# Given records start

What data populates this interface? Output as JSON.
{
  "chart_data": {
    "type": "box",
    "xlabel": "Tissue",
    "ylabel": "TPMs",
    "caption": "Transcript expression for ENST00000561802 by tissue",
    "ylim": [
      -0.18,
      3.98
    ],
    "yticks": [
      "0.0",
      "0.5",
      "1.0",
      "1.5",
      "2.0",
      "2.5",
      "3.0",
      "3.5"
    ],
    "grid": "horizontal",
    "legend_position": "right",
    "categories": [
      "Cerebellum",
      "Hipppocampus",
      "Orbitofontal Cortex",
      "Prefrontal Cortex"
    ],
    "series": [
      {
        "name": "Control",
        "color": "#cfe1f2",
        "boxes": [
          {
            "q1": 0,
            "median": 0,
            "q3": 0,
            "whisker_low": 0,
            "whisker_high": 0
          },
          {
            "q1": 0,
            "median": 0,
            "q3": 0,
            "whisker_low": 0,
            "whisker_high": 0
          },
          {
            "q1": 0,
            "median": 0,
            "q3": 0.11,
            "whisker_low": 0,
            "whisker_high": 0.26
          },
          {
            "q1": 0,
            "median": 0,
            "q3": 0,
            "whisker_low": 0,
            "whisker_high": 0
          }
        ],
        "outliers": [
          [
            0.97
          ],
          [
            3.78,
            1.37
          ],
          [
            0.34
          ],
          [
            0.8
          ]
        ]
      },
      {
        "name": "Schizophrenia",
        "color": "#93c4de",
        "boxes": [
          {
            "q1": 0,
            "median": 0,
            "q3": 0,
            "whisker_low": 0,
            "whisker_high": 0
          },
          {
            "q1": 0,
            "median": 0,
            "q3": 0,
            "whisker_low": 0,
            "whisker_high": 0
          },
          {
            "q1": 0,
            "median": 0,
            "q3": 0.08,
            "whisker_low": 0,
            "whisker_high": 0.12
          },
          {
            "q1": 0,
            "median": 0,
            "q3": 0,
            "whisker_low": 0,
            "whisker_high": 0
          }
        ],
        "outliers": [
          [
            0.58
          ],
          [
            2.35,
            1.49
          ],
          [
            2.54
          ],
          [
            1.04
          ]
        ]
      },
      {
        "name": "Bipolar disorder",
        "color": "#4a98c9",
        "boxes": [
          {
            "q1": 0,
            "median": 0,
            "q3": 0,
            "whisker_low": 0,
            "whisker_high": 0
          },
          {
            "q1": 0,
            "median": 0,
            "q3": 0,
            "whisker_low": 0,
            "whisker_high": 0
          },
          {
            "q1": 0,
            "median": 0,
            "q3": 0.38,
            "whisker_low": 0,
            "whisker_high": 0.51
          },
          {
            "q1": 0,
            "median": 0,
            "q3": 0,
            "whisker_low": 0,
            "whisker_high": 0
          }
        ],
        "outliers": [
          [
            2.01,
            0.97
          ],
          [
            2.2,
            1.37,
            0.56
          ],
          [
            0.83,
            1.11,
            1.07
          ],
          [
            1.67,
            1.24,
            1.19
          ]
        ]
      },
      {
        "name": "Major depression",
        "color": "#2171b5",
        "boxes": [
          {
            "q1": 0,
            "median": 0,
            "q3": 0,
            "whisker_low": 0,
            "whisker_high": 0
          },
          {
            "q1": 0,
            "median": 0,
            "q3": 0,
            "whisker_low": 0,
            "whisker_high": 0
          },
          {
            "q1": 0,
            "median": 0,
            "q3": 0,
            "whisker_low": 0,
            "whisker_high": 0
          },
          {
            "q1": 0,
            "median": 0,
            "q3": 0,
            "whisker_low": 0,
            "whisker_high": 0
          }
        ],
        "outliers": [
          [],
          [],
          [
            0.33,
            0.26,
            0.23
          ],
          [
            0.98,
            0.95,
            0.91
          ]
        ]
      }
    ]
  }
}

# Given records end

Nothing may be left out: return each entry exactly as it reads.

▶ _The result_:
What data populates this interface? Output as JSON.
{
  "chart_data": {
    "type": "box",
    "xlabel": "Tissue",
    "ylabel": "TPMs",
    "caption": "Transcript expression for ENST00000561802 by tissue",
    "ylim": [
      -0.18,
      3.98
    ],
    "yticks": [
      "0.0",
      "0.5",
      "1.0",
      "1.5",
      "2.0",
      "2.5",
      "3.0",
      "3.5"
    ],
    "grid": "horizontal",
    "legend_position": "right",
    "categories": [
      "Cerebellum",
      "Hipppocampus",
      "Orbitofontal Cortex",
      "Prefrontal Cortex"
    ],
    "series": [
      {
        "name": "Control",
        "color": "#cfe1f2",
        "boxes": [
          {
            "q1": 0,
            "median": 0,
            "q3": 0,
            "whisker_low": 0,
            "whisker_high": 0
          },
          {
            "q1": 0,
            "median": 0,
            "q3": 0,
            "whisker_low": 0,
            "whisker_high": 0
          },
          {
            "q1": 0,
            "median": 0,
            "q3": 0.11,
            "whisker_low": 0,
            "whisker_high": 0.26
          },
          {
            "q1": 0,
            "median": 0,
            "q3": 0,
            "whisker_low": 0,
            "whisker_high": 0
          }
        ],
        "outliers": [
          [
            0.97
          ],
          [
            3.78,
            1.37
          ],
          [
            0.34
          ],
          [
            0.8
          ]
        ]
      },
      {
        "name": "Schizophrenia",
        "color": "#93c4de",
        "boxes": [
          {
            "q1": 0,
            "median": 0,
            "q3": 0,
            "whisker_low": 0,
            "whisker_high": 0
          },
          {
            "q1": 0,
            "median": 0,
            "q3": 0,
            "whisker_low": 0,
            "whisker_high": 0
          },
          {
            "q1": 0,
            "median": 0,
            "q3": 0.08,
            "whisker_low": 0,
            "whisker_high": 0.12
          },
          {
            "q1": 0,
            "median": 0,
            "q3": 0,
            "whisker_low": 0,
            "whisker_high": 0
          }
        ],
        "outliers": [
          [
            0.58
          ],
          [
            2.35,
            1.49
          ],
          [
            2.54
          ],
          [
            1.04
          ]
        ]
      },
      {
        "name": "Bipolar disorder",
        "color": "#4a98c9",
        "boxes": [
          {
            "q1": 0,
            "median": 0,
            "q3": 0,
            "whisker_low": 0,
            "whisker_high": 0
          },
          {
            "q1": 0,
            "median": 0,
            "q3": 0,
            "whisker_low": 0,
            "whisker_high": 0
          },
          {
            "q1": 0,
            "median": 0,
            "q3": 0.38,
            "whisker_low": 0,
            "whisker_high": 0.51
          },
          {
            "q1": 0,
            "median": 0,
            "q3": 0,
            "whisker_low": 0,
            "whisker_high": 0
          }
        ],
        "outliers": [
          [
            2.01,
            0.97
          ],
          [
            2.2,
            1.37,
            0.56
          ],
          [
            0.83,
            1.11,
            1.07
          ],
          [
            1.67,
            1.24,
            1.19
          ]
        ]
      },
      {
        "name": "Major depression",
        "color": "#2171b5",
        "boxes": [
          {
            "q1": 0,
            "median": 0,
            "q3": 0,
            "whisker_low": 0,
            "whisker_high": 0
          },
          {
            "q1": 0,
            "median": 0,
            "q3": 0,
            "whisker_low": 0,
            "whisker_high": 0
          },
          {
            "q1": 0,
            "median": 0,
            "q3": 0,
            "whisker_low": 0,
            "whisker_high": 0
          },
          {
            "q1": 0,
            "median": 0,
            "q3": 0,
            "whisker_low": 0,
            "whisker_high": 0
          }
        ],
        "outliers": [
          [],
          [],
          [
            0.33,
            0.26,
            0.23
          ],
          [
            0.98,
            0.95,
            0.91
          ]
        ]
      }
    ]
  }
}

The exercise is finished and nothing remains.